Records:

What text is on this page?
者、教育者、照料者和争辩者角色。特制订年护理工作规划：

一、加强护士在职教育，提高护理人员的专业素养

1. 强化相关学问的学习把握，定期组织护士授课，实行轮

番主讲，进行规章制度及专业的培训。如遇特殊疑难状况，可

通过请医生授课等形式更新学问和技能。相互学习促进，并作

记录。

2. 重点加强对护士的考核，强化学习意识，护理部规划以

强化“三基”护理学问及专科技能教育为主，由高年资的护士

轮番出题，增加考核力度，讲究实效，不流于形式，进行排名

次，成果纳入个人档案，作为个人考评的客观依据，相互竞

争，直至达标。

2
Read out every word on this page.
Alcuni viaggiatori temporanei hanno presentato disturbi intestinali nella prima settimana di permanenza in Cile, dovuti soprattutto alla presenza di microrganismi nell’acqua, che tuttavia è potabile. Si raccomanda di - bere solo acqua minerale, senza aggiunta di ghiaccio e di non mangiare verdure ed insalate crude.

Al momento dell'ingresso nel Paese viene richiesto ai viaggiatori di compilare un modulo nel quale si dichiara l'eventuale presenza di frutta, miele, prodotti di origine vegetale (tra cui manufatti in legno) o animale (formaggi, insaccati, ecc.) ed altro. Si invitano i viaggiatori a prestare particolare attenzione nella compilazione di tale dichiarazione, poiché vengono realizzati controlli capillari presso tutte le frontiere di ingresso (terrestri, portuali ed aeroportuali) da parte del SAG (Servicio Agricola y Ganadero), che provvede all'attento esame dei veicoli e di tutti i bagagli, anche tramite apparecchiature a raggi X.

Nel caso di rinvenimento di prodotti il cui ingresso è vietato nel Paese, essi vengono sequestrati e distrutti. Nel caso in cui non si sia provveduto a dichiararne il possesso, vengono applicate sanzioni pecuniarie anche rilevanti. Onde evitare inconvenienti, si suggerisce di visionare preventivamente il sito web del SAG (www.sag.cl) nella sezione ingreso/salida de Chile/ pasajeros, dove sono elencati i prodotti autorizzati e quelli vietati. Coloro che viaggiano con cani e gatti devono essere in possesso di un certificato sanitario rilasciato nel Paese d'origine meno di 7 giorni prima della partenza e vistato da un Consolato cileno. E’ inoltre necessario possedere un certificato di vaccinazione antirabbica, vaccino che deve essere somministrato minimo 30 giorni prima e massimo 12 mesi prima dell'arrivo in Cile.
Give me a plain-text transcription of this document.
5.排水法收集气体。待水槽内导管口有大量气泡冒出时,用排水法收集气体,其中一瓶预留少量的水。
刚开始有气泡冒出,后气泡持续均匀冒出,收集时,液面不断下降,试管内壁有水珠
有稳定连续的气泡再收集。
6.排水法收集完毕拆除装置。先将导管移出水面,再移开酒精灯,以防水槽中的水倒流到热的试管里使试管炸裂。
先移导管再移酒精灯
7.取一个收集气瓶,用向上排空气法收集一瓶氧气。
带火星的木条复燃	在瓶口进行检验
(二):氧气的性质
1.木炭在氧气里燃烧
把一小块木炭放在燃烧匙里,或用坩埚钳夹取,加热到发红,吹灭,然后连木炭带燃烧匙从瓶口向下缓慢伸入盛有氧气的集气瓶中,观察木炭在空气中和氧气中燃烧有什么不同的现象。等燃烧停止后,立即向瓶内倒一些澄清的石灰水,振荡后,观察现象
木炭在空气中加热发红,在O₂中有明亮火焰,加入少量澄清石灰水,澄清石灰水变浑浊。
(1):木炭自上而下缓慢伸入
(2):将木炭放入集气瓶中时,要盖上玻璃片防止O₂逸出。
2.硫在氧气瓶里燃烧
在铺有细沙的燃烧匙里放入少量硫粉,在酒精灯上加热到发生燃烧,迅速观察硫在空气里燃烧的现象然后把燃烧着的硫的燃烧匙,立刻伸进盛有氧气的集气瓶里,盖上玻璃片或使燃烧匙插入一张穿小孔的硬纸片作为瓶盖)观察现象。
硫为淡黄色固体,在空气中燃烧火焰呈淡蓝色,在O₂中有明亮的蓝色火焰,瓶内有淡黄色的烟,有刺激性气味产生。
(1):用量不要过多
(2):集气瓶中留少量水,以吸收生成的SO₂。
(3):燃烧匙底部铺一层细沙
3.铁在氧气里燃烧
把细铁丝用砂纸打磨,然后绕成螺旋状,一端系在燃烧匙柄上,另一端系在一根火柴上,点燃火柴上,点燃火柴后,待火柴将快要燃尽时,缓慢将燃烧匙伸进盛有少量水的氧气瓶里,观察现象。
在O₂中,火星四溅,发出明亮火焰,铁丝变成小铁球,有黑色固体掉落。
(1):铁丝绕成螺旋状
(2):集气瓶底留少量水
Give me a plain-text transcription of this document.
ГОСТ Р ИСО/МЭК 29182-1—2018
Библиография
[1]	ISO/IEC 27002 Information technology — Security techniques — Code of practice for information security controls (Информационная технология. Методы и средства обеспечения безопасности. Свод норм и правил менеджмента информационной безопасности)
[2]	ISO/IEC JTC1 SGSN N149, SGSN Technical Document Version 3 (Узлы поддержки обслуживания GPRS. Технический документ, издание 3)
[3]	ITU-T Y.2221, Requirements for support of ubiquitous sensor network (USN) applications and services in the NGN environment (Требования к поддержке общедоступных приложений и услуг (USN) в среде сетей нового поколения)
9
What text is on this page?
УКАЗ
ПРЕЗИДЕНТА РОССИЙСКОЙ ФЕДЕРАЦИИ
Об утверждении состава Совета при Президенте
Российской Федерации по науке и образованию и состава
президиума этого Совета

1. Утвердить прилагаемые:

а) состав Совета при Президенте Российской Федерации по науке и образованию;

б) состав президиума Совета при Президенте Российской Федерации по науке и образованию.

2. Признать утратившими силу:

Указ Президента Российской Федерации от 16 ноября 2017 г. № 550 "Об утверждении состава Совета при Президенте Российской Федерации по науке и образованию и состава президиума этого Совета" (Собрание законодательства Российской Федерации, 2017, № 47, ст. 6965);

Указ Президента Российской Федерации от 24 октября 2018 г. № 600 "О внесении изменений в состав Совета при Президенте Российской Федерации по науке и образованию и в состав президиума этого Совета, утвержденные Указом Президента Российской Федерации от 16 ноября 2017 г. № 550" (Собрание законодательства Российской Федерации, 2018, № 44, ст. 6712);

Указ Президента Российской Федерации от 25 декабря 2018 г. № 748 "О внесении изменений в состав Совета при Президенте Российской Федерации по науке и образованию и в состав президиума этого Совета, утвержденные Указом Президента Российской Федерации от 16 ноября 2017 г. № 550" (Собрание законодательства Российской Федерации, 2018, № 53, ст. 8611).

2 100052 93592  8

WHAT YOU HAVE TO DO:
In how many lines does the word "Paese" appear? Respond with the number alone.

IN RESPONSE:
2